* _Requirement_:
Once the pictures are set aside, transcribe the remaining data exactly.

* _Records provided_:
** START **

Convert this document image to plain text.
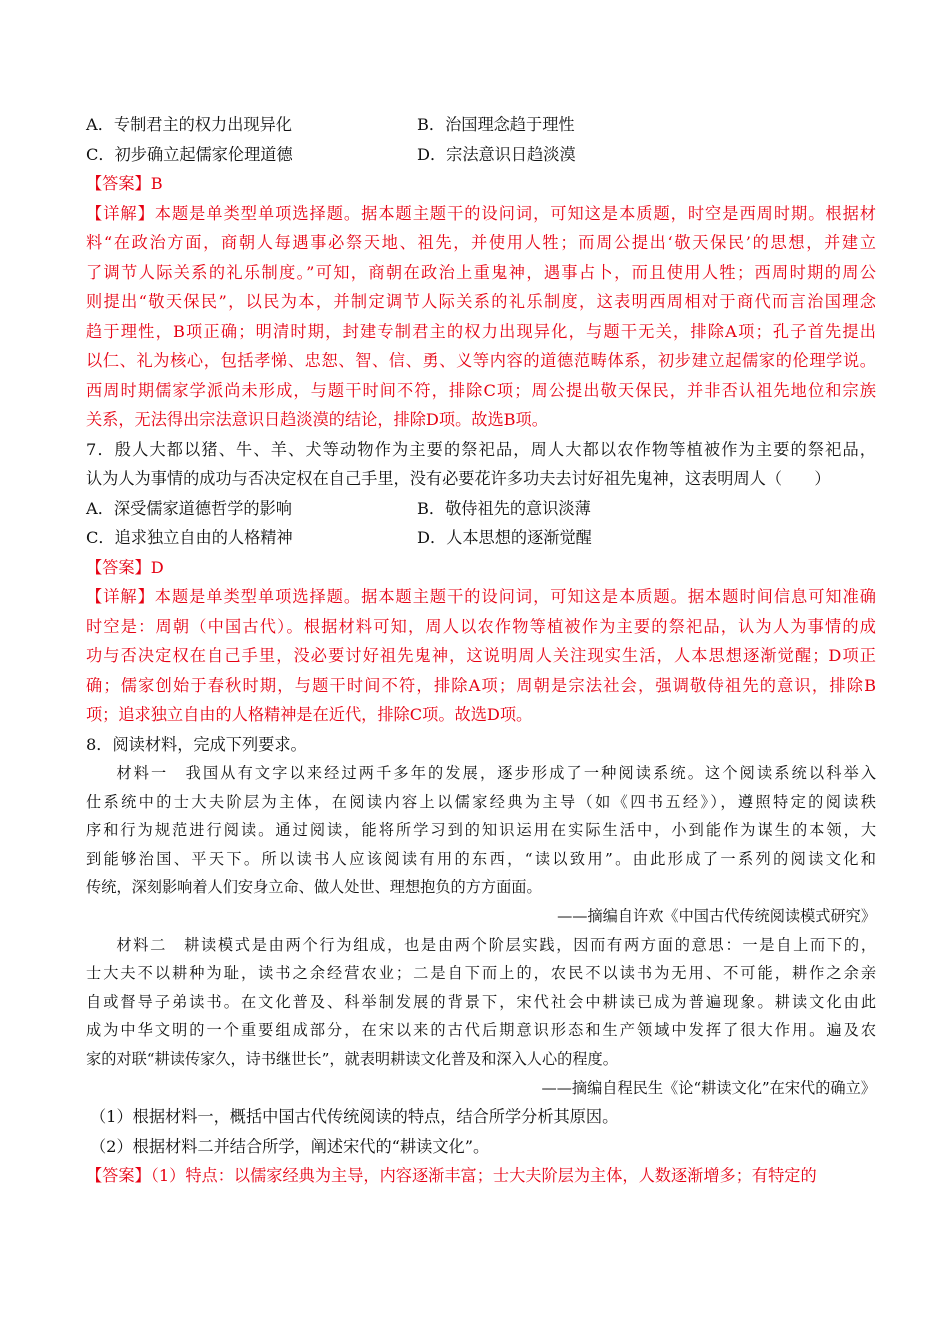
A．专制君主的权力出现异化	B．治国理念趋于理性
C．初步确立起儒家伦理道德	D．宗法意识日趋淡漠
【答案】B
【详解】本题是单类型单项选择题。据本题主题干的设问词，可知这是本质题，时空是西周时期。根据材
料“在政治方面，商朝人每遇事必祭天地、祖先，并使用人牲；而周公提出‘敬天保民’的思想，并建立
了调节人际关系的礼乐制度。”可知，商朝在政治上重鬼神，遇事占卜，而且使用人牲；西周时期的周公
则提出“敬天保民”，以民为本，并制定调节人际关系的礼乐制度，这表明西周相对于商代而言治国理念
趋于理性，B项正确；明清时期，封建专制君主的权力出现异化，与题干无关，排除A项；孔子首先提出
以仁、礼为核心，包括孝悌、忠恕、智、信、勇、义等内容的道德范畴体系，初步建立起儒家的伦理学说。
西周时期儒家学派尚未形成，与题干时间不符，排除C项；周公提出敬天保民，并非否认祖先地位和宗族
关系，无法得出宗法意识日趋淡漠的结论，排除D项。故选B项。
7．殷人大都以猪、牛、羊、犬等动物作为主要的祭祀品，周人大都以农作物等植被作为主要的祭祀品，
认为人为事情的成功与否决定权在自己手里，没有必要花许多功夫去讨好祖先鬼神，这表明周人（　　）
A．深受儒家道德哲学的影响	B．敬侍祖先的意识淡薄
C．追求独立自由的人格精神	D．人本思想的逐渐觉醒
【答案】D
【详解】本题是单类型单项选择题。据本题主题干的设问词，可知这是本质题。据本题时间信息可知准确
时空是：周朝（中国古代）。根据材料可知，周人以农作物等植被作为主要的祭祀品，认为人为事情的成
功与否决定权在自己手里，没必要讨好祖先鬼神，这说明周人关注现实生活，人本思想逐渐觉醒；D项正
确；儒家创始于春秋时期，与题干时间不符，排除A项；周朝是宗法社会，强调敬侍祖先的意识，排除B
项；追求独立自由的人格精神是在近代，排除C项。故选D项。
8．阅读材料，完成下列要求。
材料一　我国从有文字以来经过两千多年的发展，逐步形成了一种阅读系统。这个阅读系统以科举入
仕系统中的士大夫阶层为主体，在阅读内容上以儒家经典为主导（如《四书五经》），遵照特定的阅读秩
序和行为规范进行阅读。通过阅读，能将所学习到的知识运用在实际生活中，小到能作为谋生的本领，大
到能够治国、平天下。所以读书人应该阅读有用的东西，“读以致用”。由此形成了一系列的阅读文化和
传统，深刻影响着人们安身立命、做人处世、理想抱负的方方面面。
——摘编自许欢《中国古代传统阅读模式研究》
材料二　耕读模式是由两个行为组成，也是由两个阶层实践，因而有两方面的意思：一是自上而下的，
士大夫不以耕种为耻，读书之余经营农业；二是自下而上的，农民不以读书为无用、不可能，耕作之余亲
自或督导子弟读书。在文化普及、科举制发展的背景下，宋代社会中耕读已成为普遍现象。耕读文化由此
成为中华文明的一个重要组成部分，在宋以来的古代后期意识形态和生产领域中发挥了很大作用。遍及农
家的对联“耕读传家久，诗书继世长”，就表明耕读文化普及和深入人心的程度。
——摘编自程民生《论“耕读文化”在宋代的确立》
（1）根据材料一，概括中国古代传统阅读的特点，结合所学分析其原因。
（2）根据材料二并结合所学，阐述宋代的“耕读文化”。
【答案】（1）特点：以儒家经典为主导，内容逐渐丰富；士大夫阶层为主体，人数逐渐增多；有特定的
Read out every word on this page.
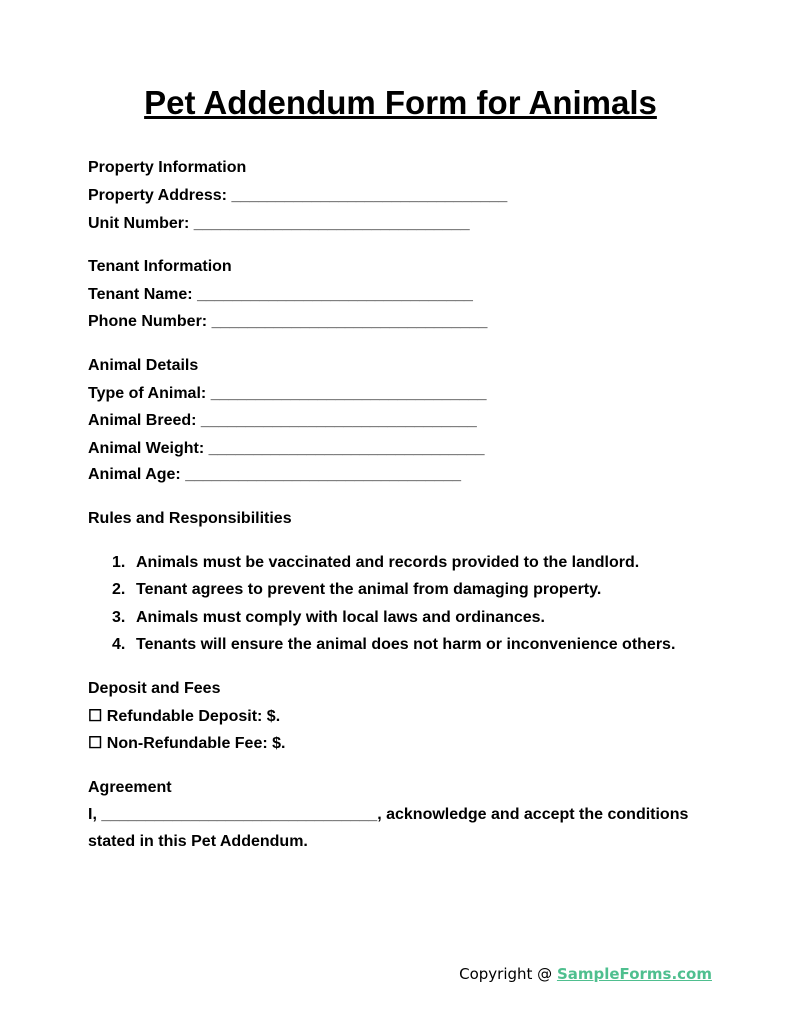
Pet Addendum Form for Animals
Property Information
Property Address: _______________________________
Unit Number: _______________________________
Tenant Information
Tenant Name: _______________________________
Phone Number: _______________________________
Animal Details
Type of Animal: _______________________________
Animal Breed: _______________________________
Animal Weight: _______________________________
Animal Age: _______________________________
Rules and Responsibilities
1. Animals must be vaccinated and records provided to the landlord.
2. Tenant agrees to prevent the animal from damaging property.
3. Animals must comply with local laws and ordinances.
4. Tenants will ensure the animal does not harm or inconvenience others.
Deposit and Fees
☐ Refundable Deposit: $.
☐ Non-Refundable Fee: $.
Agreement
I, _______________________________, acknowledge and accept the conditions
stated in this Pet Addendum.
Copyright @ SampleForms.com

** END **

* _Output_:
Convert this document image to plain text.
A．专制君主的权力出现异化	B．治国理念趋于理性
C．初步确立起儒家伦理道德	D．宗法意识日趋淡漠
【答案】B
【详解】本题是单类型单项选择题。据本题主题干的设问词，可知这是本质题，时空是西周时期。根据材
料“在政治方面，商朝人每遇事必祭天地、祖先，并使用人牲；而周公提出‘敬天保民’的思想，并建立
了调节人际关系的礼乐制度。”可知，商朝在政治上重鬼神，遇事占卜，而且使用人牲；西周时期的周公
则提出“敬天保民”，以民为本，并制定调节人际关系的礼乐制度，这表明西周相对于商代而言治国理念
趋于理性，B项正确；明清时期，封建专制君主的权力出现异化，与题干无关，排除A项；孔子首先提出
以仁、礼为核心，包括孝悌、忠恕、智、信、勇、义等内容的道德范畴体系，初步建立起儒家的伦理学说。
西周时期儒家学派尚未形成，与题干时间不符，排除C项；周公提出敬天保民，并非否认祖先地位和宗族
关系，无法得出宗法意识日趋淡漠的结论，排除D项。故选B项。
7．殷人大都以猪、牛、羊、犬等动物作为主要的祭祀品，周人大都以农作物等植被作为主要的祭祀品，
认为人为事情的成功与否决定权在自己手里，没有必要花许多功夫去讨好祖先鬼神，这表明周人（　　）
A．深受儒家道德哲学的影响	B．敬侍祖先的意识淡薄
C．追求独立自由的人格精神	D．人本思想的逐渐觉醒
【答案】D
【详解】本题是单类型单项选择题。据本题主题干的设问词，可知这是本质题。据本题时间信息可知准确
时空是：周朝（中国古代）。根据材料可知，周人以农作物等植被作为主要的祭祀品，认为人为事情的成
功与否决定权在自己手里，没必要讨好祖先鬼神，这说明周人关注现实生活，人本思想逐渐觉醒；D项正
确；儒家创始于春秋时期，与题干时间不符，排除A项；周朝是宗法社会，强调敬侍祖先的意识，排除B
项；追求独立自由的人格精神是在近代，排除C项。故选D项。
8．阅读材料，完成下列要求。
材料一　我国从有文字以来经过两千多年的发展，逐步形成了一种阅读系统。这个阅读系统以科举入
仕系统中的士大夫阶层为主体，在阅读内容上以儒家经典为主导（如《四书五经》），遵照特定的阅读秩
序和行为规范进行阅读。通过阅读，能将所学习到的知识运用在实际生活中，小到能作为谋生的本领，大
到能够治国、平天下。所以读书人应该阅读有用的东西，“读以致用”。由此形成了一系列的阅读文化和
传统，深刻影响着人们安身立命、做人处世、理想抱负的方方面面。
——摘编自许欢《中国古代传统阅读模式研究》
材料二　耕读模式是由两个行为组成，也是由两个阶层实践，因而有两方面的意思：一是自上而下的，
士大夫不以耕种为耻，读书之余经营农业；二是自下而上的，农民不以读书为无用、不可能，耕作之余亲
自或督导子弟读书。在文化普及、科举制发展的背景下，宋代社会中耕读已成为普遍现象。耕读文化由此
成为中华文明的一个重要组成部分，在宋以来的古代后期意识形态和生产领域中发挥了很大作用。遍及农
家的对联“耕读传家久，诗书继世长”，就表明耕读文化普及和深入人心的程度。
——摘编自程民生《论“耕读文化”在宋代的确立》
（1）根据材料一，概括中国古代传统阅读的特点，结合所学分析其原因。
（2）根据材料二并结合所学，阐述宋代的“耕读文化”。
【答案】（1）特点：以儒家经典为主导，内容逐渐丰富；士大夫阶层为主体，人数逐渐增多；有特定的
Read out every word on this page.
Pet Addendum Form for Animals
Property Information
Property Address: _______________________________
Unit Number: _______________________________
Tenant Information
Tenant Name: _______________________________
Phone Number: _______________________________
Animal Details
Type of Animal: _______________________________
Animal Breed: _______________________________
Animal Weight: _______________________________
Animal Age: _______________________________
Rules and Responsibilities
1. Animals must be vaccinated and records provided to the landlord.
2. Tenant agrees to prevent the animal from damaging property.
3. Animals must comply with local laws and ordinances.
4. Tenants will ensure the animal does not harm or inconvenience others.
Deposit and Fees
☐ Refundable Deposit: $.
☐ Non-Refundable Fee: $.
Agreement
I, _______________________________, acknowledge and accept the conditions
stated in this Pet Addendum.
Copyright @ SampleForms.com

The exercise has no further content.